DIRECTION: Check every line below for the word "your" and show those that hold it.

** Start STORED DATA **

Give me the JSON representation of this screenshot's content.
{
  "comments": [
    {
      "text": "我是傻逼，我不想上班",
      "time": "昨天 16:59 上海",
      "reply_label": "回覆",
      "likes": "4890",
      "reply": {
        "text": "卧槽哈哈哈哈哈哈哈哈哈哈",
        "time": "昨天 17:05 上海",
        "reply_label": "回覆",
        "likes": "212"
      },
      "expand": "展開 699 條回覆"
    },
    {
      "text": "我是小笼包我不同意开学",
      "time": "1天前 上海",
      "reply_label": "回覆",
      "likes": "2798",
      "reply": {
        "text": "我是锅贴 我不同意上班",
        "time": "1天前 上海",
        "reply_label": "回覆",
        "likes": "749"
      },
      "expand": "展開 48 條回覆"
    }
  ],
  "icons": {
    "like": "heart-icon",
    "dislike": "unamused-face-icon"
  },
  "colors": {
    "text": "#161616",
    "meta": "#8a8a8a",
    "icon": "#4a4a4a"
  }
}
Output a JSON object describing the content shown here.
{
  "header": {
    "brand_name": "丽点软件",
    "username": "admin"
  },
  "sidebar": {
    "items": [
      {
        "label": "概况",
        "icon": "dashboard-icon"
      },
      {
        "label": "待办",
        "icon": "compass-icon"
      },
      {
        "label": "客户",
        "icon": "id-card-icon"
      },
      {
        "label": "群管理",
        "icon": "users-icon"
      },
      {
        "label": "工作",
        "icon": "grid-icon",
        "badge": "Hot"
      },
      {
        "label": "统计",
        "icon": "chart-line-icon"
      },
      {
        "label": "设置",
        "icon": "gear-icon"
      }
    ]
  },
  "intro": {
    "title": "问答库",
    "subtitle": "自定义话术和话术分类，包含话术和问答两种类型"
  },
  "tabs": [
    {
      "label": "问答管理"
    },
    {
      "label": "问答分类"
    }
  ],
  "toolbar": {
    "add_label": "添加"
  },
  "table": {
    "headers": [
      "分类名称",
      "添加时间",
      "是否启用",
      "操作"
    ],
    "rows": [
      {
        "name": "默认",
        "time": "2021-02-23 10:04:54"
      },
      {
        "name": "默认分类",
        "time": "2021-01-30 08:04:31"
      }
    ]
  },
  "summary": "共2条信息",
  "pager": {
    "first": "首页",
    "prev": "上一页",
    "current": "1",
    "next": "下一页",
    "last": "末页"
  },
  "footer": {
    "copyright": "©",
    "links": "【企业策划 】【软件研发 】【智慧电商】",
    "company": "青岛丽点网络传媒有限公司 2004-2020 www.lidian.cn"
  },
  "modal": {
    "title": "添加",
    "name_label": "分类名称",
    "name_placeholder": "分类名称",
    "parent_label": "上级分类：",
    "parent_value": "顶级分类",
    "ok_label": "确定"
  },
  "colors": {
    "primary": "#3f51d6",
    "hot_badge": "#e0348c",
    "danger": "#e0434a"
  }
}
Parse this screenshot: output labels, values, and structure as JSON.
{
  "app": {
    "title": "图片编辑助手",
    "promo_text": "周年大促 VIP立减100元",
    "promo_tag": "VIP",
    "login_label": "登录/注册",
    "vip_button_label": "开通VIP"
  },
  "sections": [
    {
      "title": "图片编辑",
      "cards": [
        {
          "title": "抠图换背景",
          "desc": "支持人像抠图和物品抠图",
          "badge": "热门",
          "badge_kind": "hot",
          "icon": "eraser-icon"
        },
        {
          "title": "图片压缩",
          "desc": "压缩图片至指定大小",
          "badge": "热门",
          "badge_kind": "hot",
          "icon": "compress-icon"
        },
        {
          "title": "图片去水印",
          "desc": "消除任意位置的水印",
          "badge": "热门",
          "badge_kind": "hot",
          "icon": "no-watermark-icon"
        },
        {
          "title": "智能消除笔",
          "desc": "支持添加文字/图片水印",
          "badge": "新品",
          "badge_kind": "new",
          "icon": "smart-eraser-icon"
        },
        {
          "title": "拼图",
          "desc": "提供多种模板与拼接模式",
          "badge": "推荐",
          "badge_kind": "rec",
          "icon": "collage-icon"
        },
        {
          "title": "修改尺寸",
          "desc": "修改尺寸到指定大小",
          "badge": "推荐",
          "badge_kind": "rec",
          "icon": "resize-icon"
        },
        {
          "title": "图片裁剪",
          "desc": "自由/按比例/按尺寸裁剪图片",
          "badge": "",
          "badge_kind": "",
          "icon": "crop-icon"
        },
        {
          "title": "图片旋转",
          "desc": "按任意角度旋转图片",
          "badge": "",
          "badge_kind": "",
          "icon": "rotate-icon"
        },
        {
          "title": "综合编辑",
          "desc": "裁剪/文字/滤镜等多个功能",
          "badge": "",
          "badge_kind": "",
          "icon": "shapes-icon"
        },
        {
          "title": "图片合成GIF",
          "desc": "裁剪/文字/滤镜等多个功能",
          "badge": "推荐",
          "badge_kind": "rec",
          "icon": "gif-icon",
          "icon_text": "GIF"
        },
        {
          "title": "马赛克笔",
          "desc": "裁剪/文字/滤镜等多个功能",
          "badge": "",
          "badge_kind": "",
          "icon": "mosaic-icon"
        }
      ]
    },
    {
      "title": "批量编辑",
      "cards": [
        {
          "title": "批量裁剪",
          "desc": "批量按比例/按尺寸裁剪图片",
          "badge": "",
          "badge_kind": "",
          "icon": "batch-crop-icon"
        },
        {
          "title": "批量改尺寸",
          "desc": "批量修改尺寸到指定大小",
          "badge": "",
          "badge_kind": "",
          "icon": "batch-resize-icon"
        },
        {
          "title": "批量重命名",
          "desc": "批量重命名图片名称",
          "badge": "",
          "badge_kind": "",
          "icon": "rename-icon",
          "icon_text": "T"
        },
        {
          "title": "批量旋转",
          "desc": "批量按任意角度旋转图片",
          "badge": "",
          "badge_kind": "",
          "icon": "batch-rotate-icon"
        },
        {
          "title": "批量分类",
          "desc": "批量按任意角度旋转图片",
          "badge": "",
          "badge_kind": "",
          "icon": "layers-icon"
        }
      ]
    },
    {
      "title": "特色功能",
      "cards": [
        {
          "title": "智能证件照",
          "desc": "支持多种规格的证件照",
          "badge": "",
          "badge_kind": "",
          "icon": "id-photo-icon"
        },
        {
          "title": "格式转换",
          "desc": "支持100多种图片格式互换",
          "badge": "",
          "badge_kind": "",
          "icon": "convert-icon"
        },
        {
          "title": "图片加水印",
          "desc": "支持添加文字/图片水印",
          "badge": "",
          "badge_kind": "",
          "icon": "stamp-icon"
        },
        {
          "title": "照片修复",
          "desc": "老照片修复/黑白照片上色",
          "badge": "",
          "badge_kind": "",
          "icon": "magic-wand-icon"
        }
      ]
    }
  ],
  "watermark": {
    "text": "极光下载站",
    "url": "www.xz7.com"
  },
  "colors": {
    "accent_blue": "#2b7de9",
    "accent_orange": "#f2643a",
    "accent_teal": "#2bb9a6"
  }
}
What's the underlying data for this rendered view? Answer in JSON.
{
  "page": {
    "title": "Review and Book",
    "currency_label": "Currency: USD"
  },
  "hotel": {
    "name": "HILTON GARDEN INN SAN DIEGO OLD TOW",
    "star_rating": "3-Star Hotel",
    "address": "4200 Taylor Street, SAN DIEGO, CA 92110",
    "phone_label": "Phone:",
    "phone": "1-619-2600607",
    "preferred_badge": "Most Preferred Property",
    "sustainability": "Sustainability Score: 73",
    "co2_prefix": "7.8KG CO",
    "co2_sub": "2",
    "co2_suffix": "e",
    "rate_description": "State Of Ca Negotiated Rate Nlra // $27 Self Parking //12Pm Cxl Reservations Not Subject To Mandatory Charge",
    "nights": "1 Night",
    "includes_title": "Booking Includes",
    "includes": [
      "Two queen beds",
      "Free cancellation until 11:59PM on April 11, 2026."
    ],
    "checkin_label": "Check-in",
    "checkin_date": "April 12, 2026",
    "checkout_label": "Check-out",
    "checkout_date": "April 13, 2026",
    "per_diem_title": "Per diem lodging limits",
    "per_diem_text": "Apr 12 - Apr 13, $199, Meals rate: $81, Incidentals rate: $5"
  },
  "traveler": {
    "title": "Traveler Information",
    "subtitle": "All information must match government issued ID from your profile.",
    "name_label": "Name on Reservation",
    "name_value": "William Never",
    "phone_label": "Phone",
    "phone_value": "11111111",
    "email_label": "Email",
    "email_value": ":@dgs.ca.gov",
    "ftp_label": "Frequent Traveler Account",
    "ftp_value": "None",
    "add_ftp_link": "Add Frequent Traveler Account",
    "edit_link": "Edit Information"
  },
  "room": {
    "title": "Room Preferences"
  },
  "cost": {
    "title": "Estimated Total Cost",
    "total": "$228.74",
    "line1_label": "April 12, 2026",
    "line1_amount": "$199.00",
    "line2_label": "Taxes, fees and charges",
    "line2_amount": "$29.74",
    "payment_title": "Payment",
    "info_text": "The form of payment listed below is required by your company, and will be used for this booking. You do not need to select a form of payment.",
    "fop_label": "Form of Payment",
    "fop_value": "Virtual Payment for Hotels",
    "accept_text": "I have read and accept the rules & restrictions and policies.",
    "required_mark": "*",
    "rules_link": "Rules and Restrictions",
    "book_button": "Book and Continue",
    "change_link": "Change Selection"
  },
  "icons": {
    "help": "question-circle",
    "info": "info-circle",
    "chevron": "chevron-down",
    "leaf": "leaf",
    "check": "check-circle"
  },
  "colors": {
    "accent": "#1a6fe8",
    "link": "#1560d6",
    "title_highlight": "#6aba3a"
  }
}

** End STORED DATA **

OUTPUT:
    "subtitle": "All information must match government issued ID from your profile.",
    "info_text": "The form of payment listed below is required by your company, and will be used for this booking. You do not need to select a form of payment.",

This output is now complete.